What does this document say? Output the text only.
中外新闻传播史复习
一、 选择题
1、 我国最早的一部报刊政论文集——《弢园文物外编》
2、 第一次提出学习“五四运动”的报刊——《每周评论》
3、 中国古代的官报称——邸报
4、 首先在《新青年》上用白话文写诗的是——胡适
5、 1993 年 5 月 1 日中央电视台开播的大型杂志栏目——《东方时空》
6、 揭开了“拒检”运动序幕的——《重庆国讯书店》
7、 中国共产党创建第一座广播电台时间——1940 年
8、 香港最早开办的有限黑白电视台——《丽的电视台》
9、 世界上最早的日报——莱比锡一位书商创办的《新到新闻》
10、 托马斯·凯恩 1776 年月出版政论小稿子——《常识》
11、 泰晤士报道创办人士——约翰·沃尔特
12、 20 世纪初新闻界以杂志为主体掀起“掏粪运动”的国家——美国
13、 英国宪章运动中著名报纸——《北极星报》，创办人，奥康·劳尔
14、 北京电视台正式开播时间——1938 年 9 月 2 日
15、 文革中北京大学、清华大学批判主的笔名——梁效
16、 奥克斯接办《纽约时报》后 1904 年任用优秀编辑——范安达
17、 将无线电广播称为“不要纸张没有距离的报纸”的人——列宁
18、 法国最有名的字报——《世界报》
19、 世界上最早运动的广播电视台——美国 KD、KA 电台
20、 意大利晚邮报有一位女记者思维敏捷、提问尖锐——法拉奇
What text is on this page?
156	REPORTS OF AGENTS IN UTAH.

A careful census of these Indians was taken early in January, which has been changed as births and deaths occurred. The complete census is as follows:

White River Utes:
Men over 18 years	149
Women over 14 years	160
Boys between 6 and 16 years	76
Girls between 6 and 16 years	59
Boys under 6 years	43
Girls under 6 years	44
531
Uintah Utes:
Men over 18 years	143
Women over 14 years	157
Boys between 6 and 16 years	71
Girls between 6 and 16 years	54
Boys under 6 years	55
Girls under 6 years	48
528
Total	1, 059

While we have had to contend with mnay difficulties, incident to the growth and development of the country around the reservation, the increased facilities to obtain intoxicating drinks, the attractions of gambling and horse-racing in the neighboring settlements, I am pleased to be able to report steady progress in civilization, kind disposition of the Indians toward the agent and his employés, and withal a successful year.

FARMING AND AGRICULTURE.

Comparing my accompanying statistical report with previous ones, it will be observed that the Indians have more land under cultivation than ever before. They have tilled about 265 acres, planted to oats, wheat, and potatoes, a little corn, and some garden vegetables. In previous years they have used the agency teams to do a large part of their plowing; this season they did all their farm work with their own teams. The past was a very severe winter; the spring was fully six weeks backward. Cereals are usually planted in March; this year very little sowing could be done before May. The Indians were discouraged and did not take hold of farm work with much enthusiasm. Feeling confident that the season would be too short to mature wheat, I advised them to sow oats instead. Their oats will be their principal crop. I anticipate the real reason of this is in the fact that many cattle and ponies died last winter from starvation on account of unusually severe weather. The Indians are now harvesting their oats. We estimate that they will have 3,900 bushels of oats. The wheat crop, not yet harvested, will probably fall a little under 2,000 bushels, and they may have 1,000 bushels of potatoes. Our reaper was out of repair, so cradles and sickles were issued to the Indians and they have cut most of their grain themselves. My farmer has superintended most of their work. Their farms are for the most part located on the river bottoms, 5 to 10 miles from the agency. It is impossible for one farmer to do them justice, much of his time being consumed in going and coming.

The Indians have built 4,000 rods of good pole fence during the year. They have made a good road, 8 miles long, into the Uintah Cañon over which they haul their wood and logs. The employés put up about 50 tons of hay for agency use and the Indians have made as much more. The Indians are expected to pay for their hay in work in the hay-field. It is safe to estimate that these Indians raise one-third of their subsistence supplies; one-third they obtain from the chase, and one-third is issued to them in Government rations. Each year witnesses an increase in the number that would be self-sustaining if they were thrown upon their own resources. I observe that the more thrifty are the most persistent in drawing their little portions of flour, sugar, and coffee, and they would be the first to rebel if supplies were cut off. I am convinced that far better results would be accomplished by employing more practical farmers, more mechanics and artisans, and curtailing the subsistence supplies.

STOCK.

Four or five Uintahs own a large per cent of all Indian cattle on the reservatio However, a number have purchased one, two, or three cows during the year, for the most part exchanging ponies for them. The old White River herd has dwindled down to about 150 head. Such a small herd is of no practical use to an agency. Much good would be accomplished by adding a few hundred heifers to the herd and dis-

================================

== WHAT YOU ARE ASKED TO DO ==
Count every line of the material above that holds the string "Girls", then state only the total.

== ANSWER TO THIS EXERCISE ==
4